Pictures stay out of the copy; set down each line of the listing below exactly.

==== Material for this task ====

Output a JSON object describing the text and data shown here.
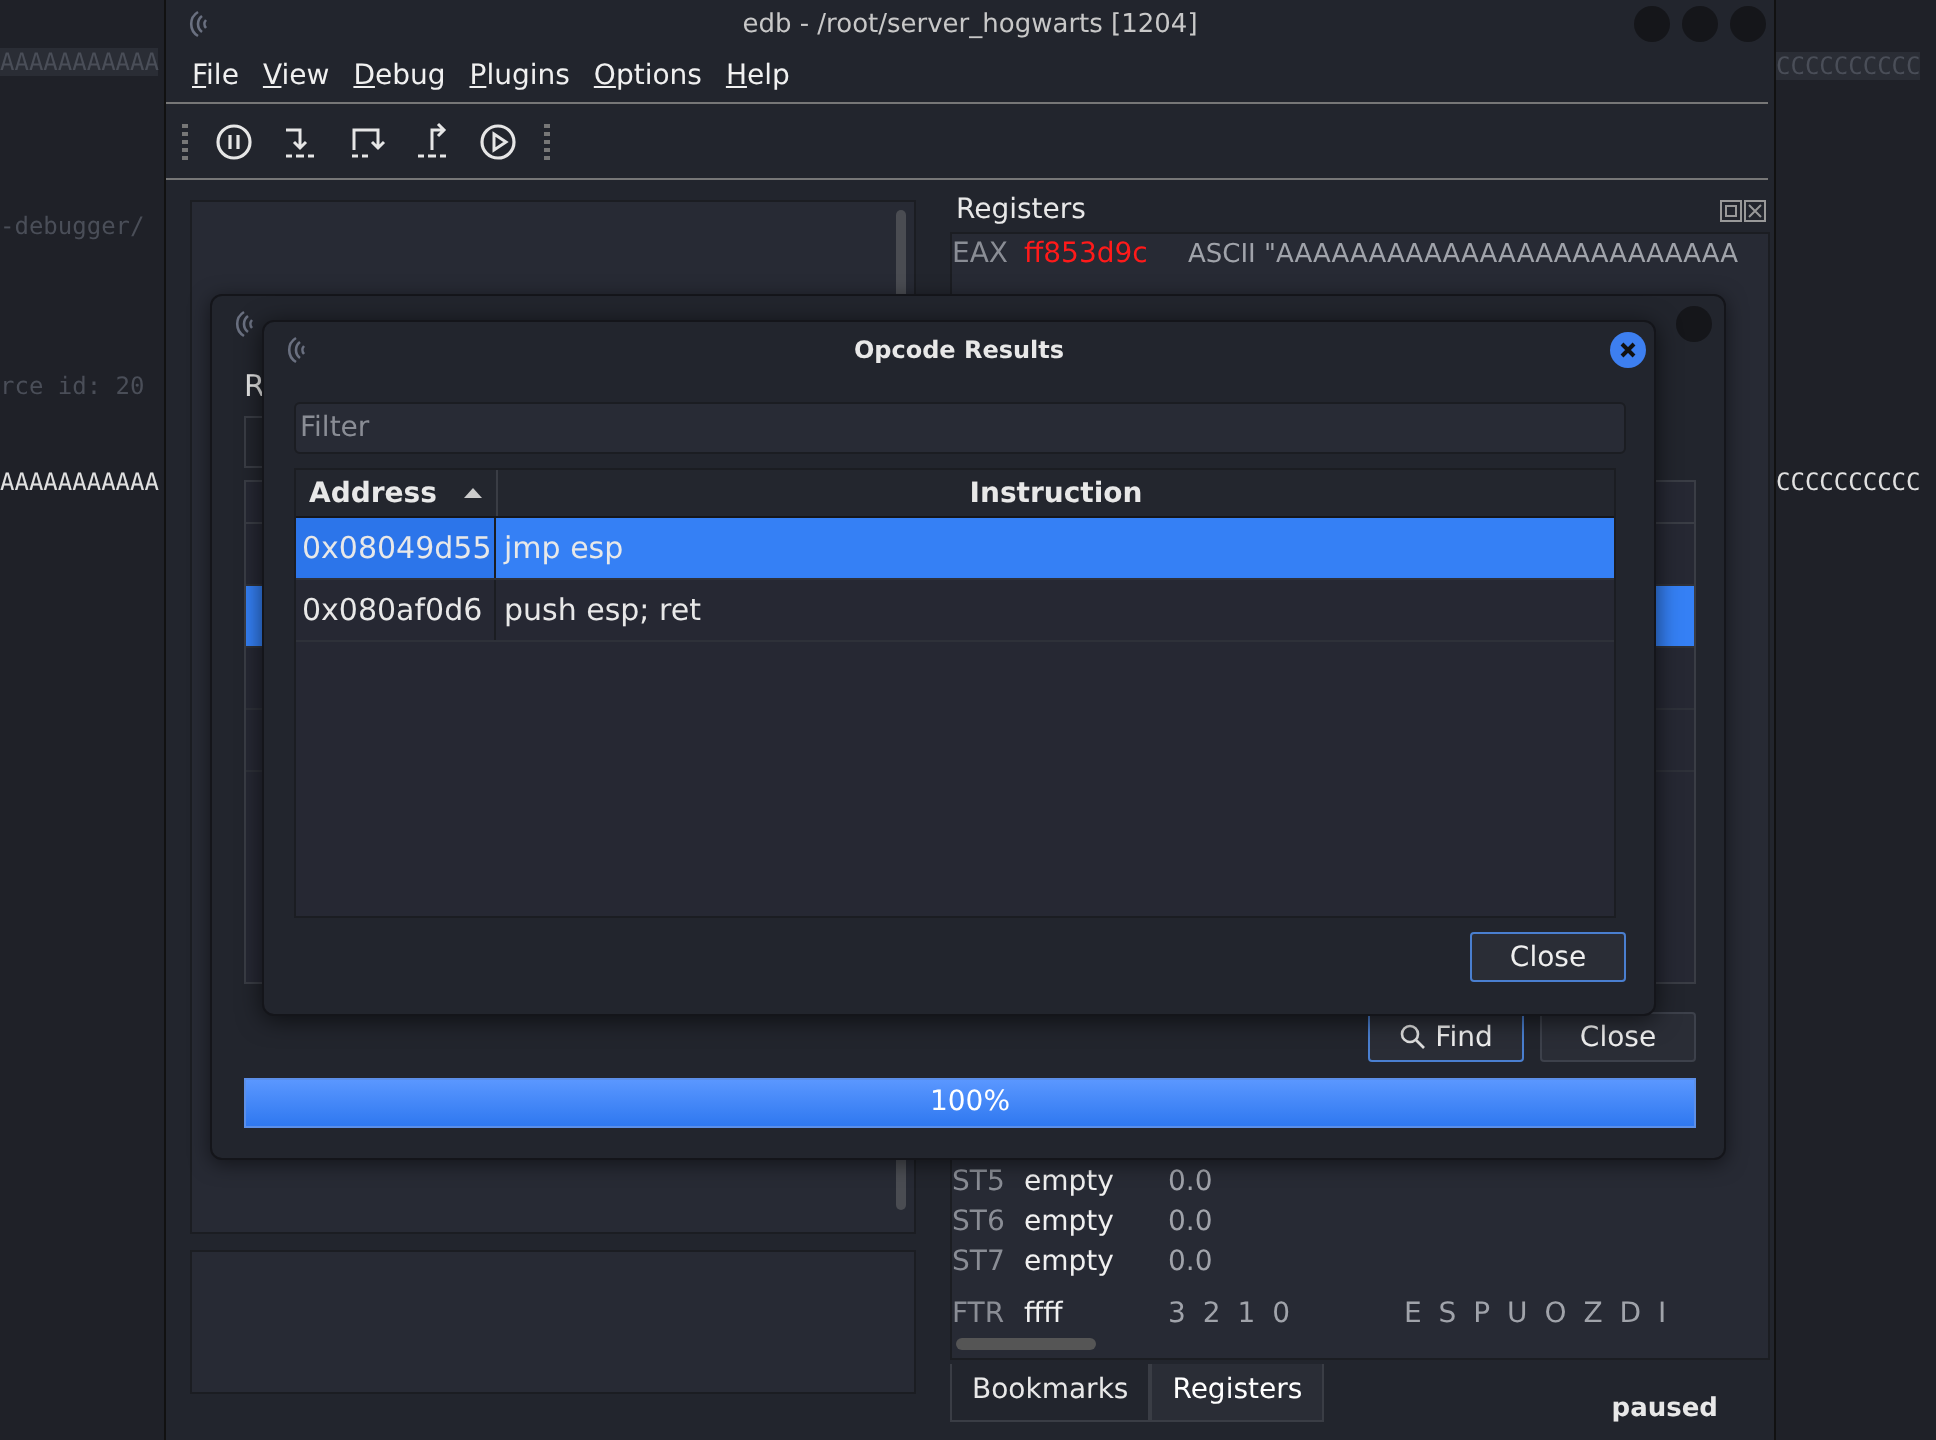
{
  "background_terminal": {
    "left_lines": [
      {
        "text": "AAAAAAAAAAA",
        "kind": "dim"
      },
      {
        "text": "-debugger/",
        "kind": "dim"
      },
      {
        "text": "rce id: 20",
        "kind": "dim"
      },
      {
        "text": "AAAAAAAAAAA",
        "kind": "bright"
      }
    ],
    "right_lines": [
      {
        "text": "CCCCCCCCCC",
        "kind": "dim"
      },
      {
        "text": "CCCCCCCCCC",
        "kind": "bright"
      }
    ]
  },
  "main_window": {
    "title": "edb - /root/server_hogwarts [1204]",
    "menu": [
      "File",
      "View",
      "Debug",
      "Plugins",
      "Options",
      "Help"
    ],
    "registers": {
      "title": "Registers",
      "rows": [
        {
          "name": "EAX",
          "value": "ff853d9c",
          "changed": true,
          "comment": "ASCII \"AAAAAAAAAAAAAAAAAAAAAAAAA"
        }
      ],
      "fpu_rows": [
        {
          "name": "ST5",
          "tag": "empty",
          "value": "0.0"
        },
        {
          "name": "ST6",
          "tag": "empty",
          "value": "0.0"
        },
        {
          "name": "ST7",
          "tag": "empty",
          "value": "0.0"
        }
      ],
      "ftr": {
        "name": "FTR",
        "value": "ffff",
        "bits": "3 2 1 0",
        "flags": "E S P U O Z D I"
      }
    },
    "tabs": [
      {
        "label": "Bookmarks",
        "selected": false
      },
      {
        "label": "Registers",
        "selected": true
      }
    ],
    "status": "paused"
  },
  "opcode_search": {
    "label_fragment": "R",
    "list_rows": [
      {
        "selected": false
      },
      {
        "selected": true
      },
      {
        "selected": false
      },
      {
        "selected": false
      }
    ],
    "find_button": "Find",
    "close_button": "Close",
    "progress": {
      "level": 1,
      "text": "100%"
    }
  },
  "opcode_results": {
    "title": "Opcode Results",
    "filter": {
      "placeholder": "Filter"
    },
    "columns": [
      {
        "label": "Address",
        "sorted": true
      },
      {
        "label": "Instruction",
        "sorted": false
      }
    ],
    "rows": [
      {
        "address": "0x08049d55",
        "instruction": "jmp esp",
        "selected": true
      },
      {
        "address": "0x080af0d6",
        "instruction": "push esp; ret",
        "selected": false
      }
    ],
    "close_button": "Close"
  }
}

====

__Exercise solution__:
Output a JSON object describing the text and data shown here.
{
  "background_terminal": {
    "left_lines": [
      {
        "text": "AAAAAAAAAAA",
        "kind": "dim"
      },
      {
        "text": "-debugger/",
        "kind": "dim"
      },
      {
        "text": "rce id: 20",
        "kind": "dim"
      },
      {
        "text": "AAAAAAAAAAA",
        "kind": "bright"
      }
    ],
    "right_lines": [
      {
        "text": "CCCCCCCCCC",
        "kind": "dim"
      },
      {
        "text": "CCCCCCCCCC",
        "kind": "bright"
      }
    ]
  },
  "main_window": {
    "title": "edb - /root/server_hogwarts [1204]",
    "menu": [
      "File",
      "View",
      "Debug",
      "Plugins",
      "Options",
      "Help"
    ],
    "registers": {
      "title": "Registers",
      "rows": [
        {
          "name": "EAX",
          "value": "ff853d9c",
          "changed": true,
          "comment": "ASCII \"AAAAAAAAAAAAAAAAAAAAAAAAA"
        }
      ],
      "fpu_rows": [
        {
          "name": "ST5",
          "tag": "empty",
          "value": "0.0"
        },
        {
          "name": "ST6",
          "tag": "empty",
          "value": "0.0"
        },
        {
          "name": "ST7",
          "tag": "empty",
          "value": "0.0"
        }
      ],
      "ftr": {
        "name": "FTR",
        "value": "ffff",
        "bits": "3 2 1 0",
        "flags": "E S P U O Z D I"
      }
    },
    "tabs": [
      {
        "label": "Bookmarks",
        "selected": false
      },
      {
        "label": "Registers",
        "selected": true
      }
    ],
    "status": "paused"
  },
  "opcode_search": {
    "label_fragment": "R",
    "list_rows": [
      {
        "selected": false
      },
      {
        "selected": true
      },
      {
        "selected": false
      },
      {
        "selected": false
      }
    ],
    "find_button": "Find",
    "close_button": "Close",
    "progress": {
      "level": 1,
      "text": "100%"
    }
  },
  "opcode_results": {
    "title": "Opcode Results",
    "filter": {
      "placeholder": "Filter"
    },
    "columns": [
      {
        "label": "Address",
        "sorted": true
      },
      {
        "label": "Instruction",
        "sorted": false
      }
    ],
    "rows": [
      {
        "address": "0x08049d55",
        "instruction": "jmp esp",
        "selected": true
      },
      {
        "address": "0x080af0d6",
        "instruction": "push esp; ret",
        "selected": false
      }
    ],
    "close_button": "Close"
  }
}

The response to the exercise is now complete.